Layout element annotations

## begin

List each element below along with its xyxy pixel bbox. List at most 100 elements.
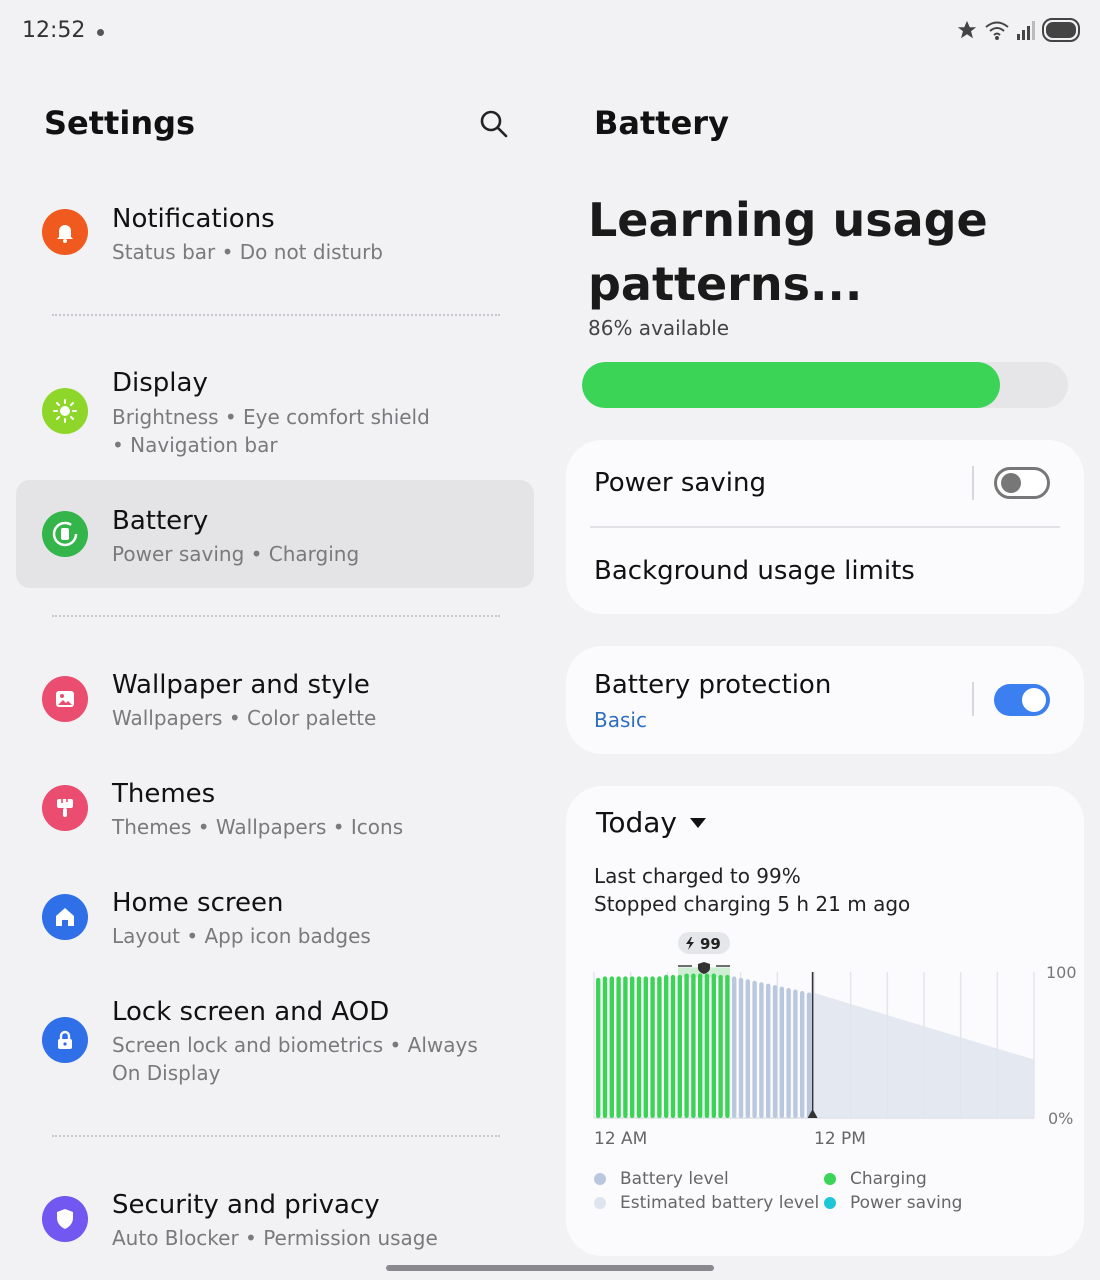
legend-charging: Charging <box>824 1169 927 1189</box>
home-icon <box>42 894 88 940</box>
stopped-charging-text: Stopped charging 5 h 21 m ago <box>594 892 911 916</box>
shield-icon <box>42 1196 88 1242</box>
battery-protection-toggle[interactable] <box>994 684 1050 716</box>
home-indicator[interactable] <box>386 1265 714 1271</box>
background-usage-limits-row[interactable]: Background usage limits <box>566 528 1084 614</box>
wifi-icon <box>985 21 1009 40</box>
battery-level-bar <box>759 982 764 1118</box>
power-card: Power saving Background usage limits <box>566 440 1084 614</box>
charging-bar <box>664 974 669 1118</box>
sun-icon <box>42 388 88 434</box>
battery-protection-card[interactable]: Battery protection Basic <box>566 646 1084 754</box>
settings-item-subtitle: Screen lock and biometrics • Always On D… <box>112 1033 478 1085</box>
battery-level-bar <box>793 989 798 1118</box>
chevron-down-icon[interactable] <box>690 818 706 828</box>
battery-level-fill <box>582 362 1000 408</box>
settings-item-title: Wallpaper and style <box>112 670 370 700</box>
settings-item-title: Battery <box>112 506 209 536</box>
battery-available-text: 86% available <box>588 316 730 340</box>
x-tick-label: 12 PM <box>814 1129 866 1149</box>
power-saving-row[interactable]: Power saving <box>566 440 1084 528</box>
battery-protection-mode: Basic <box>594 708 647 732</box>
legend-battery-level: Battery level <box>594 1169 729 1189</box>
charging-bar <box>718 974 723 1118</box>
battery-level-bar <box>786 988 791 1118</box>
settings-item-title: Lock screen and AOD <box>112 997 390 1027</box>
charging-bar <box>698 973 703 1118</box>
settings-item-subtitle: Themes • Wallpapers • Icons <box>112 815 404 839</box>
status-bar: 12:52 <box>0 0 1100 64</box>
battery-usage-chart: 99 100 0% 12 AM 12 PM <box>593 932 1077 1149</box>
charging-bar <box>616 976 621 1118</box>
background-usage-limits-label: Background usage limits <box>594 556 915 586</box>
battery-protection-label: Battery protection <box>594 670 832 700</box>
bell-icon <box>42 209 88 255</box>
charging-bar <box>657 976 662 1118</box>
star-icon <box>957 20 977 39</box>
row-divider <box>972 466 974 500</box>
last-charged-text: Last charged to 99% <box>594 864 801 888</box>
search-icon <box>480 110 508 138</box>
search-button[interactable] <box>476 106 512 142</box>
notification-dot <box>97 29 104 36</box>
charging-bar <box>636 976 642 1118</box>
battery-level-bar <box>732 976 737 1118</box>
settings-item-subtitle: Auto Blocker • Permission usage <box>112 1226 438 1250</box>
clock: 12:52 <box>22 18 86 43</box>
battery-level-bar <box>806 992 812 1118</box>
settings-item-title: Notifications <box>112 204 275 234</box>
signal-icon <box>1017 21 1035 40</box>
charging-bar <box>670 974 676 1118</box>
battery-title: Battery <box>594 104 729 142</box>
divider <box>52 1135 500 1137</box>
charging-bar <box>609 976 614 1118</box>
battery-level-bar <box>800 990 805 1118</box>
settings-item-notifications[interactable]: Notifications Status bar • Do not distur… <box>16 190 534 280</box>
settings-item-home-screen[interactable]: Home screen Layout • App icon badges <box>16 874 534 964</box>
usage-card: Today Last charged to 99% Stopped chargi… <box>566 786 1084 1256</box>
settings-item-subtitle: Status bar • Do not disturb <box>112 240 383 264</box>
battery-level-bar <box>772 985 778 1118</box>
battery-level-bar <box>745 979 750 1118</box>
legend-power-saving: Power saving <box>824 1193 962 1213</box>
power-saving-toggle[interactable] <box>994 467 1050 499</box>
charging-bar <box>596 977 601 1118</box>
settings-item-lock-screen[interactable]: Lock screen and AOD Screen lock and biom… <box>16 983 534 1101</box>
battery-icon <box>1042 18 1080 42</box>
charging-bar <box>691 973 696 1118</box>
status-icons <box>956 18 1080 42</box>
battery-level-bar <box>752 980 757 1118</box>
y-tick-label: 0% <box>1048 1109 1073 1128</box>
y-tick-label: 100 <box>1046 963 1077 982</box>
charging-bar <box>650 976 655 1118</box>
battery-level-bar <box>766 983 771 1118</box>
settings-item-battery[interactable]: Battery Power saving • Charging <box>16 480 534 588</box>
charging-bar <box>711 973 716 1118</box>
settings-item-wallpaper[interactable]: Wallpaper and style Wallpapers • Color p… <box>16 656 534 746</box>
settings-item-themes[interactable]: Themes Themes • Wallpapers • Icons <box>16 765 534 855</box>
charging-bar <box>725 974 730 1118</box>
settings-title: Settings <box>44 104 196 142</box>
settings-item-subtitle: Layout • App icon badges <box>112 924 371 948</box>
divider <box>52 615 500 617</box>
settings-item-security[interactable]: Security and privacy Auto Blocker • Perm… <box>16 1176 534 1266</box>
divider <box>52 314 500 316</box>
settings-item-subtitle: Brightness • Eye comfort shield • Naviga… <box>112 405 430 457</box>
settings-item-subtitle: Wallpapers • Color palette <box>112 706 377 730</box>
period-dropdown[interactable]: Today <box>596 806 677 839</box>
settings-item-display[interactable]: Display Brightness • Eye comfort shield … <box>16 352 534 470</box>
charging-bar <box>684 973 689 1118</box>
x-tick-label: 12 AM <box>594 1129 647 1149</box>
charging-bar <box>630 976 635 1118</box>
settings-item-title: Home screen <box>112 888 284 918</box>
charging-bar <box>623 976 628 1118</box>
charge-badge-value: 99 <box>700 935 721 953</box>
settings-item-subtitle: Power saving • Charging <box>112 542 360 566</box>
lock-icon <box>42 1017 88 1063</box>
charge-summary: Last charged to 99% Stopped charging 5 h… <box>594 862 910 918</box>
settings-item-title: Display <box>112 368 208 398</box>
charging-bar <box>643 976 648 1118</box>
image-icon <box>42 676 88 722</box>
charging-bar <box>677 974 682 1118</box>
battery-level-bar <box>779 986 784 1118</box>
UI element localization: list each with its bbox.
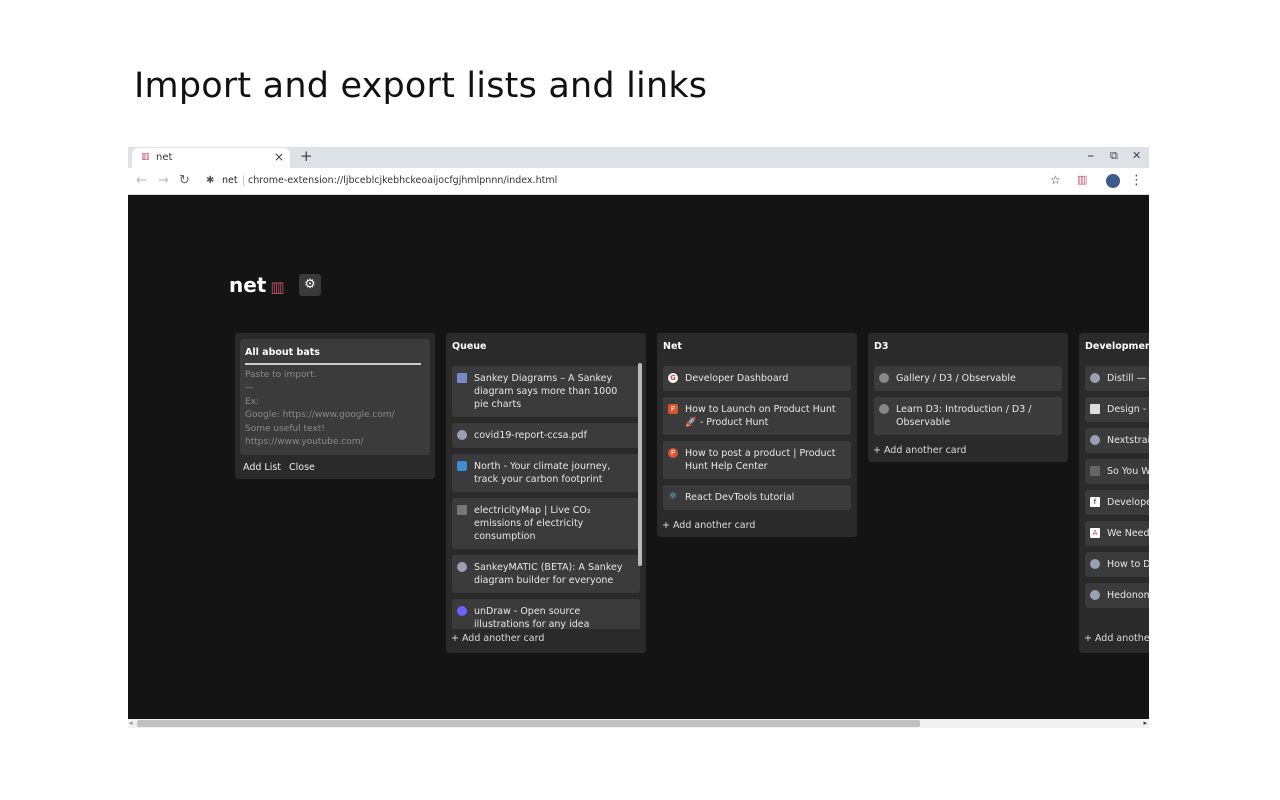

## end

▶ _Problem statement_: Please rewrite the listing above, renaming "charging-bar" to "charge-column" throughout and keeping every other line unchanged. Leave out the pictures.

▶ _Task response_:
List each element below along with its xyxy pixel bbox. List at most 100 elements.
legend-charging: Charging <box>824 1169 927 1189</box>
home-icon <box>42 894 88 940</box>
stopped-charging-text: Stopped charging 5 h 21 m ago <box>594 892 911 916</box>
shield-icon <box>42 1196 88 1242</box>
battery-protection-toggle[interactable] <box>994 684 1050 716</box>
home-indicator[interactable] <box>386 1265 714 1271</box>
background-usage-limits-row[interactable]: Background usage limits <box>566 528 1084 614</box>
wifi-icon <box>985 21 1009 40</box>
battery-level-bar <box>759 982 764 1118</box>
power-card: Power saving Background usage limits <box>566 440 1084 614</box>
charge-column <box>664 974 669 1118</box>
sun-icon <box>42 388 88 434</box>
battery-protection-card[interactable]: Battery protection Basic <box>566 646 1084 754</box>
settings-item-subtitle: Screen lock and biometrics • Always On D… <box>112 1033 478 1085</box>
battery-level-bar <box>793 989 798 1118</box>
chevron-down-icon[interactable] <box>690 818 706 828</box>
battery-level-fill <box>582 362 1000 408</box>
settings-item-title: Wallpaper and style <box>112 670 370 700</box>
settings-item-title: Battery <box>112 506 209 536</box>
battery-available-text: 86% available <box>588 316 730 340</box>
x-tick-label: 12 PM <box>814 1129 866 1149</box>
power-saving-row[interactable]: Power saving <box>566 440 1084 528</box>
battery-protection-mode: Basic <box>594 708 647 732</box>
legend-battery-level: Battery level <box>594 1169 729 1189</box>
charge-column <box>718 974 723 1118</box>
battery-level-bar <box>786 988 791 1118</box>
settings-item-title: Lock screen and AOD <box>112 997 390 1027</box>
charge-column <box>698 973 703 1118</box>
settings-item-subtitle: Themes • Wallpapers • Icons <box>112 815 404 839</box>
status-bar: 12:52 <box>0 0 1100 64</box>
battery-usage-chart: 99 100 0% 12 AM 12 PM <box>593 932 1077 1149</box>
charge-column <box>616 976 621 1118</box>
background-usage-limits-label: Background usage limits <box>594 556 915 586</box>
battery-protection-label: Battery protection <box>594 670 832 700</box>
bell-icon <box>42 209 88 255</box>
charge-column <box>657 976 662 1118</box>
star-icon <box>957 20 977 39</box>
row-divider <box>972 466 974 500</box>
last-charged-text: Last charged to 99% <box>594 864 801 888</box>
search-icon <box>480 110 508 138</box>
search-button[interactable] <box>476 106 512 142</box>
notification-dot <box>97 29 104 36</box>
charge-column <box>636 976 642 1118</box>
battery-level-bar <box>732 976 737 1118</box>
settings-item-subtitle: Auto Blocker • Permission usage <box>112 1226 438 1250</box>
clock: 12:52 <box>22 18 86 43</box>
battery-level-bar <box>806 992 812 1118</box>
settings-item-title: Notifications <box>112 204 275 234</box>
signal-icon <box>1017 21 1035 40</box>
charge-column <box>670 974 676 1118</box>
battery-title: Battery <box>594 104 729 142</box>
divider <box>52 1135 500 1137</box>
charge-column <box>609 976 614 1118</box>
battery-level-bar <box>800 990 805 1118</box>
settings-item-notifications[interactable]: Notifications Status bar • Do not distur… <box>16 190 534 280</box>
settings-item-home-screen[interactable]: Home screen Layout • App icon badges <box>16 874 534 964</box>
usage-card: Today Last charged to 99% Stopped chargi… <box>566 786 1084 1256</box>
settings-item-subtitle: Status bar • Do not disturb <box>112 240 383 264</box>
battery-level-bar <box>772 985 778 1118</box>
battery-level-bar <box>745 979 750 1118</box>
legend-power-saving: Power saving <box>824 1193 962 1213</box>
power-saving-toggle[interactable] <box>994 467 1050 499</box>
charge-column <box>596 977 601 1118</box>
settings-item-lock-screen[interactable]: Lock screen and AOD Screen lock and biom… <box>16 983 534 1101</box>
battery-icon <box>1042 18 1080 42</box>
charge-column <box>691 973 696 1118</box>
status-icons <box>956 18 1080 42</box>
battery-level-bar <box>752 980 757 1118</box>
y-tick-label: 0% <box>1048 1109 1073 1128</box>
y-tick-label: 100 <box>1046 963 1077 982</box>
charge-column <box>650 976 655 1118</box>
battery-level-bar <box>766 983 771 1118</box>
settings-item-battery[interactable]: Battery Power saving • Charging <box>16 480 534 588</box>
charge-column <box>711 973 716 1118</box>
settings-item-wallpaper[interactable]: Wallpaper and style Wallpapers • Color p… <box>16 656 534 746</box>
settings-item-themes[interactable]: Themes Themes • Wallpapers • Icons <box>16 765 534 855</box>
charge-column <box>725 974 730 1118</box>
settings-title: Settings <box>44 104 196 142</box>
settings-item-subtitle: Layout • App icon badges <box>112 924 371 948</box>
divider <box>52 615 500 617</box>
settings-item-security[interactable]: Security and privacy Auto Blocker • Perm… <box>16 1176 534 1266</box>
divider <box>52 314 500 316</box>
settings-item-subtitle: Brightness • Eye comfort shield • Naviga… <box>112 405 430 457</box>
settings-item-subtitle: Wallpapers • Color palette <box>112 706 377 730</box>
period-dropdown[interactable]: Today <box>596 806 677 839</box>
settings-item-display[interactable]: Display Brightness • Eye comfort shield … <box>16 352 534 470</box>
charge-column <box>684 973 689 1118</box>
x-tick-label: 12 AM <box>594 1129 647 1149</box>
charge-column <box>630 976 635 1118</box>
settings-item-title: Home screen <box>112 888 284 918</box>
charge-column <box>623 976 628 1118</box>
charge-badge-value: 99 <box>700 935 721 953</box>
settings-item-subtitle: Power saving • Charging <box>112 542 360 566</box>
lock-icon <box>42 1017 88 1063</box>
charge-summary: Last charged to 99% Stopped charging 5 h… <box>594 862 910 918</box>
settings-item-title: Display <box>112 368 208 398</box>
charge-column <box>643 976 648 1118</box>
image-icon <box>42 676 88 722</box>
charge-column <box>677 974 682 1118</box>
battery-level-bar <box>779 986 784 1118</box>
UI element localization: list each with its bbox.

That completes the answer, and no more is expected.